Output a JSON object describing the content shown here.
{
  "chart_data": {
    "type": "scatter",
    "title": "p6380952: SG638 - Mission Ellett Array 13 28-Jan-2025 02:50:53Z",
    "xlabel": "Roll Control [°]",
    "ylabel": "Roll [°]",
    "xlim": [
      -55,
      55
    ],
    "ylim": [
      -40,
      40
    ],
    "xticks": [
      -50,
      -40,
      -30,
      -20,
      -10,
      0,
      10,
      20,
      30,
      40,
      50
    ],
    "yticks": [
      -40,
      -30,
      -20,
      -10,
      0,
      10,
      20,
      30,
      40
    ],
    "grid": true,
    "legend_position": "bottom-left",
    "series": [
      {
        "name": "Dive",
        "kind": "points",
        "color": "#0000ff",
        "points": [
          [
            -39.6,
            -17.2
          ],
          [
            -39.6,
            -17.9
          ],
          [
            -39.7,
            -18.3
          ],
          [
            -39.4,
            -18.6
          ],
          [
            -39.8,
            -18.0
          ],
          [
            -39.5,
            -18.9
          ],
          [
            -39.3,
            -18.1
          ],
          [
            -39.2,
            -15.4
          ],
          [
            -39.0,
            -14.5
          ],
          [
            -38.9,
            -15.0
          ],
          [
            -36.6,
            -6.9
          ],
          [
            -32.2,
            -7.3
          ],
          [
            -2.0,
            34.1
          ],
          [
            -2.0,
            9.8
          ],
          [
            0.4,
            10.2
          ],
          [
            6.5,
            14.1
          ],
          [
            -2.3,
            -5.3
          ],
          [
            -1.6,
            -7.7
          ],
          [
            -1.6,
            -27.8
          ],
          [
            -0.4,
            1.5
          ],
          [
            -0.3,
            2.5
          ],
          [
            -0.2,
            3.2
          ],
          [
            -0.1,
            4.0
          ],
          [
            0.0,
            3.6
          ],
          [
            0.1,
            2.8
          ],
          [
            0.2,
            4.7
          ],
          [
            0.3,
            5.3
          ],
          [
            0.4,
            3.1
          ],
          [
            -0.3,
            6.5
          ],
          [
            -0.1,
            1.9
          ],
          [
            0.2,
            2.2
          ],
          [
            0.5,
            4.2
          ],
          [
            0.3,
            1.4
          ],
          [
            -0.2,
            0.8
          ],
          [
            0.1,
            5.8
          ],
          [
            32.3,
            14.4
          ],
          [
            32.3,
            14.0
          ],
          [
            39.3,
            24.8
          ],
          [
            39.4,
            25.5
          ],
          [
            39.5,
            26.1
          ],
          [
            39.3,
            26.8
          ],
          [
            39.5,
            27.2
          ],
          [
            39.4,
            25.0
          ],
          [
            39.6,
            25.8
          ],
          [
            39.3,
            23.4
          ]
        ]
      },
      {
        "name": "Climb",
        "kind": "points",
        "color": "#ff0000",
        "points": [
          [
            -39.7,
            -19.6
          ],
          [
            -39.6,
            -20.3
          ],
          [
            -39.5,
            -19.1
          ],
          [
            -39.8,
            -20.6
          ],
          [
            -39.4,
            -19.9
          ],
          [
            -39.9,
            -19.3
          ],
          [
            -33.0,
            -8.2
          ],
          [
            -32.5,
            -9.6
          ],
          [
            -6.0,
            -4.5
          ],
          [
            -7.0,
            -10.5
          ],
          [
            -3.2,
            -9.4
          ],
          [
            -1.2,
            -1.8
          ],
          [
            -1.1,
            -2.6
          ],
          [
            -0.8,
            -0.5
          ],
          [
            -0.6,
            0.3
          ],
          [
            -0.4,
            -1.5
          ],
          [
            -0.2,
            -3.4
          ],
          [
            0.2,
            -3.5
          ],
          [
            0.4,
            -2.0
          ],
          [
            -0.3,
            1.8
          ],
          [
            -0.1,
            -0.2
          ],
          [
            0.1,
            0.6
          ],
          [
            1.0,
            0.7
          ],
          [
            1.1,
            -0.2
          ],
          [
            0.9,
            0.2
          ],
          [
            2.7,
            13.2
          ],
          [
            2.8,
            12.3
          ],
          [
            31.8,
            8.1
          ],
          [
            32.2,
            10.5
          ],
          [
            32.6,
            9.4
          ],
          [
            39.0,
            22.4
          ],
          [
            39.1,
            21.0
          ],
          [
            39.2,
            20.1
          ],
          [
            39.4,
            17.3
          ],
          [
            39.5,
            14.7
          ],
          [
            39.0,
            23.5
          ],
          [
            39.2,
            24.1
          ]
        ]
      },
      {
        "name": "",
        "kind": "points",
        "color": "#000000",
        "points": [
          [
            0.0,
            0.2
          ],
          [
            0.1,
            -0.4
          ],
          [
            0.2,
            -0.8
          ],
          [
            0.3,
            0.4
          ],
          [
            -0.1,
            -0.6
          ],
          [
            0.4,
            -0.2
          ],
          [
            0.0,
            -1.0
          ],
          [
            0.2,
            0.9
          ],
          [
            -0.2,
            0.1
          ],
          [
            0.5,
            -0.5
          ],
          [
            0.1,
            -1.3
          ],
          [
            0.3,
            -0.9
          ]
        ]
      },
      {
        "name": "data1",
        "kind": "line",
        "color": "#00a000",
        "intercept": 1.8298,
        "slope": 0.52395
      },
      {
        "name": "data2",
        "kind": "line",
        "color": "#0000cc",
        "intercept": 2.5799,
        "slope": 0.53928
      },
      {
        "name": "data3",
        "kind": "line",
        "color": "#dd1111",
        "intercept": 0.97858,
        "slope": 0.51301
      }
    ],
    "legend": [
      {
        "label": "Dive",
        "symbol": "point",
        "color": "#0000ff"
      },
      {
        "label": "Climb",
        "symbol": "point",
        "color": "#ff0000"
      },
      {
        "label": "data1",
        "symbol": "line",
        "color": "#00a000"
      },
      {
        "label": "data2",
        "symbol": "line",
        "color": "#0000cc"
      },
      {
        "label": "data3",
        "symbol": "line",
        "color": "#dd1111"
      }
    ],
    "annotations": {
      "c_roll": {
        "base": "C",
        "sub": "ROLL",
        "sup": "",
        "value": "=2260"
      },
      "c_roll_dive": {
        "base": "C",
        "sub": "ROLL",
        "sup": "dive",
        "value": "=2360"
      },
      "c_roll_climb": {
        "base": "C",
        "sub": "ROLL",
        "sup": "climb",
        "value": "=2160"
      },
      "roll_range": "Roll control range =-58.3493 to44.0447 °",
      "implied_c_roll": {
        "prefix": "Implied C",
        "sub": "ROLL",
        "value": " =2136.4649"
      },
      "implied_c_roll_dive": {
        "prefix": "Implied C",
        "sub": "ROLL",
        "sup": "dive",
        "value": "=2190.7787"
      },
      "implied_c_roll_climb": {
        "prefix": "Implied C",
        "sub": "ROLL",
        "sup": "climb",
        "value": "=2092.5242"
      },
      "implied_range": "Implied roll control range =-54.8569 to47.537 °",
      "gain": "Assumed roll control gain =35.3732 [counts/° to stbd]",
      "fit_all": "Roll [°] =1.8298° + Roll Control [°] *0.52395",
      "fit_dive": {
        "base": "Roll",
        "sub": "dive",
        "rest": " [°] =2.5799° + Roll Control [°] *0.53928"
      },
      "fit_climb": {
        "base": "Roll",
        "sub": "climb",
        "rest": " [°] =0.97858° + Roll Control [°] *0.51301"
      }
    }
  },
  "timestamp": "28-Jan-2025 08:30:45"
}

EXERCISE INSTRUCTIONS => Your task is to repeat the data exactly, with nothing left out.

OUTPUT =>
Output a JSON object describing the content shown here.
{
  "chart_data": {
    "type": "scatter",
    "title": "p6380952: SG638 - Mission Ellett Array 13 28-Jan-2025 02:50:53Z",
    "xlabel": "Roll Control [°]",
    "ylabel": "Roll [°]",
    "xlim": [
      -55,
      55
    ],
    "ylim": [
      -40,
      40
    ],
    "xticks": [
      -50,
      -40,
      -30,
      -20,
      -10,
      0,
      10,
      20,
      30,
      40,
      50
    ],
    "yticks": [
      -40,
      -30,
      -20,
      -10,
      0,
      10,
      20,
      30,
      40
    ],
    "grid": true,
    "legend_position": "bottom-left",
    "series": [
      {
        "name": "Dive",
        "kind": "points",
        "color": "#0000ff",
        "points": [
          [
            -39.6,
            -17.2
          ],
          [
            -39.6,
            -17.9
          ],
          [
            -39.7,
            -18.3
          ],
          [
            -39.4,
            -18.6
          ],
          [
            -39.8,
            -18.0
          ],
          [
            -39.5,
            -18.9
          ],
          [
            -39.3,
            -18.1
          ],
          [
            -39.2,
            -15.4
          ],
          [
            -39.0,
            -14.5
          ],
          [
            -38.9,
            -15.0
          ],
          [
            -36.6,
            -6.9
          ],
          [
            -32.2,
            -7.3
          ],
          [
            -2.0,
            34.1
          ],
          [
            -2.0,
            9.8
          ],
          [
            0.4,
            10.2
          ],
          [
            6.5,
            14.1
          ],
          [
            -2.3,
            -5.3
          ],
          [
            -1.6,
            -7.7
          ],
          [
            -1.6,
            -27.8
          ],
          [
            -0.4,
            1.5
          ],
          [
            -0.3,
            2.5
          ],
          [
            -0.2,
            3.2
          ],
          [
            -0.1,
            4.0
          ],
          [
            0.0,
            3.6
          ],
          [
            0.1,
            2.8
          ],
          [
            0.2,
            4.7
          ],
          [
            0.3,
            5.3
          ],
          [
            0.4,
            3.1
          ],
          [
            -0.3,
            6.5
          ],
          [
            -0.1,
            1.9
          ],
          [
            0.2,
            2.2
          ],
          [
            0.5,
            4.2
          ],
          [
            0.3,
            1.4
          ],
          [
            -0.2,
            0.8
          ],
          [
            0.1,
            5.8
          ],
          [
            32.3,
            14.4
          ],
          [
            32.3,
            14.0
          ],
          [
            39.3,
            24.8
          ],
          [
            39.4,
            25.5
          ],
          [
            39.5,
            26.1
          ],
          [
            39.3,
            26.8
          ],
          [
            39.5,
            27.2
          ],
          [
            39.4,
            25.0
          ],
          [
            39.6,
            25.8
          ],
          [
            39.3,
            23.4
          ]
        ]
      },
      {
        "name": "Climb",
        "kind": "points",
        "color": "#ff0000",
        "points": [
          [
            -39.7,
            -19.6
          ],
          [
            -39.6,
            -20.3
          ],
          [
            -39.5,
            -19.1
          ],
          [
            -39.8,
            -20.6
          ],
          [
            -39.4,
            -19.9
          ],
          [
            -39.9,
            -19.3
          ],
          [
            -33.0,
            -8.2
          ],
          [
            -32.5,
            -9.6
          ],
          [
            -6.0,
            -4.5
          ],
          [
            -7.0,
            -10.5
          ],
          [
            -3.2,
            -9.4
          ],
          [
            -1.2,
            -1.8
          ],
          [
            -1.1,
            -2.6
          ],
          [
            -0.8,
            -0.5
          ],
          [
            -0.6,
            0.3
          ],
          [
            -0.4,
            -1.5
          ],
          [
            -0.2,
            -3.4
          ],
          [
            0.2,
            -3.5
          ],
          [
            0.4,
            -2.0
          ],
          [
            -0.3,
            1.8
          ],
          [
            -0.1,
            -0.2
          ],
          [
            0.1,
            0.6
          ],
          [
            1.0,
            0.7
          ],
          [
            1.1,
            -0.2
          ],
          [
            0.9,
            0.2
          ],
          [
            2.7,
            13.2
          ],
          [
            2.8,
            12.3
          ],
          [
            31.8,
            8.1
          ],
          [
            32.2,
            10.5
          ],
          [
            32.6,
            9.4
          ],
          [
            39.0,
            22.4
          ],
          [
            39.1,
            21.0
          ],
          [
            39.2,
            20.1
          ],
          [
            39.4,
            17.3
          ],
          [
            39.5,
            14.7
          ],
          [
            39.0,
            23.5
          ],
          [
            39.2,
            24.1
          ]
        ]
      },
      {
        "name": "",
        "kind": "points",
        "color": "#000000",
        "points": [
          [
            0.0,
            0.2
          ],
          [
            0.1,
            -0.4
          ],
          [
            0.2,
            -0.8
          ],
          [
            0.3,
            0.4
          ],
          [
            -0.1,
            -0.6
          ],
          [
            0.4,
            -0.2
          ],
          [
            0.0,
            -1.0
          ],
          [
            0.2,
            0.9
          ],
          [
            -0.2,
            0.1
          ],
          [
            0.5,
            -0.5
          ],
          [
            0.1,
            -1.3
          ],
          [
            0.3,
            -0.9
          ]
        ]
      },
      {
        "name": "data1",
        "kind": "line",
        "color": "#00a000",
        "intercept": 1.8298,
        "slope": 0.52395
      },
      {
        "name": "data2",
        "kind": "line",
        "color": "#0000cc",
        "intercept": 2.5799,
        "slope": 0.53928
      },
      {
        "name": "data3",
        "kind": "line",
        "color": "#dd1111",
        "intercept": 0.97858,
        "slope": 0.51301
      }
    ],
    "legend": [
      {
        "label": "Dive",
        "symbol": "point",
        "color": "#0000ff"
      },
      {
        "label": "Climb",
        "symbol": "point",
        "color": "#ff0000"
      },
      {
        "label": "data1",
        "symbol": "line",
        "color": "#00a000"
      },
      {
        "label": "data2",
        "symbol": "line",
        "color": "#0000cc"
      },
      {
        "label": "data3",
        "symbol": "line",
        "color": "#dd1111"
      }
    ],
    "annotations": {
      "c_roll": {
        "base": "C",
        "sub": "ROLL",
        "sup": "",
        "value": "=2260"
      },
      "c_roll_dive": {
        "base": "C",
        "sub": "ROLL",
        "sup": "dive",
        "value": "=2360"
      },
      "c_roll_climb": {
        "base": "C",
        "sub": "ROLL",
        "sup": "climb",
        "value": "=2160"
      },
      "roll_range": "Roll control range =-58.3493 to44.0447 °",
      "implied_c_roll": {
        "prefix": "Implied C",
        "sub": "ROLL",
        "value": " =2136.4649"
      },
      "implied_c_roll_dive": {
        "prefix": "Implied C",
        "sub": "ROLL",
        "sup": "dive",
        "value": "=2190.7787"
      },
      "implied_c_roll_climb": {
        "prefix": "Implied C",
        "sub": "ROLL",
        "sup": "climb",
        "value": "=2092.5242"
      },
      "implied_range": "Implied roll control range =-54.8569 to47.537 °",
      "gain": "Assumed roll control gain =35.3732 [counts/° to stbd]",
      "fit_all": "Roll [°] =1.8298° + Roll Control [°] *0.52395",
      "fit_dive": {
        "base": "Roll",
        "sub": "dive",
        "rest": " [°] =2.5799° + Roll Control [°] *0.53928"
      },
      "fit_climb": {
        "base": "Roll",
        "sub": "climb",
        "rest": " [°] =0.97858° + Roll Control [°] *0.51301"
      }
    }
  },
  "timestamp": "28-Jan-2025 08:30:45"
}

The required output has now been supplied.